Data records:
□ □ □ □ □ □ □

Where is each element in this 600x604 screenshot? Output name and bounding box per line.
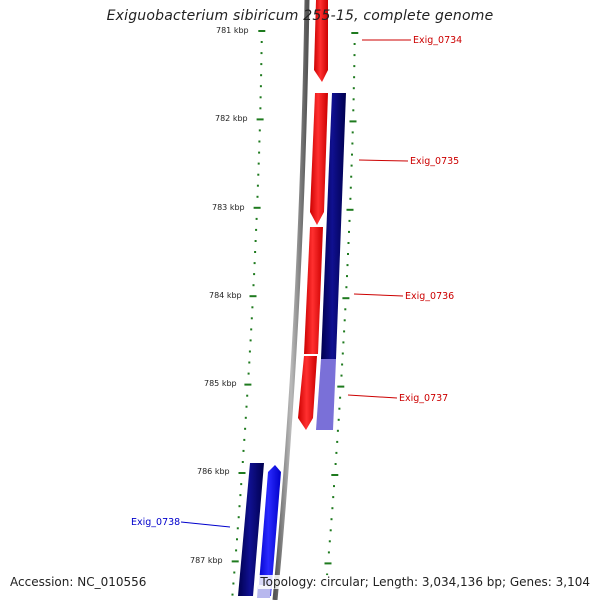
label-line-exig-0737 (347, 394, 398, 399)
reverse-feature-navy-upper[interactable] (321, 93, 346, 359)
label-line-exig-0735 (358, 159, 409, 162)
map-title: Exiguobacterium sibiricum 255-15, comple… (106, 8, 494, 24)
gene-label-exig-0738[interactable]: Exig_0738 (131, 517, 180, 528)
gene-exig-0735[interactable] (310, 93, 328, 225)
gene-features (238, 0, 346, 598)
gene-label-exig-0735[interactable]: Exig_0735 (410, 156, 459, 167)
reverse-feature-light[interactable] (316, 359, 336, 430)
genome-summary-text: Topology: circular; Length: 3,034,136 bp… (258, 575, 590, 589)
tick-label-781: 781 kbp (216, 26, 249, 35)
gene-exig-0737[interactable] (298, 356, 317, 430)
gene-exig-0738[interactable] (258, 465, 281, 596)
gene-labels: Exig_0734 Exig_0735 Exig_0736 Exig_0737 … (131, 35, 462, 528)
tick-label-785: 785 kbp (204, 379, 237, 388)
scale-ruler (231, 30, 266, 596)
gene-label-lines (180, 39, 411, 528)
genome-backbone (272, 0, 310, 601)
gene-label-exig-0736[interactable]: Exig_0736 (405, 291, 454, 302)
gene-exig-0734[interactable] (314, 0, 328, 82)
gene-label-exig-0734[interactable]: Exig_0734 (413, 35, 462, 46)
gene-label-exig-0737[interactable]: Exig_0737 (399, 393, 448, 404)
gene-exig-0736[interactable] (304, 227, 323, 354)
label-line-exig-0738 (180, 521, 231, 528)
accession-text: Accession: NC_010556 (10, 575, 147, 589)
tick-label-782: 782 kbp (215, 114, 248, 123)
tick-label-787: 787 kbp (190, 556, 223, 565)
tick-label-786: 786 kbp (197, 467, 230, 476)
outer-scale-ruler (324, 32, 359, 576)
reverse-feature-navy-lower[interactable] (238, 463, 264, 596)
tick-label-783: 783 kbp (212, 203, 245, 212)
tick-labels: 781 kbp 782 kbp 783 kbp 784 kbp 785 kbp … (190, 26, 249, 565)
label-line-exig-0736 (353, 293, 404, 297)
tick-label-784: 784 kbp (209, 291, 242, 300)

□ □ □ □ □ □ □

Problem to solve:
Please give the number of lines in the listing above where "ruler" appears, and nothing else.

Reply to the exercise:
2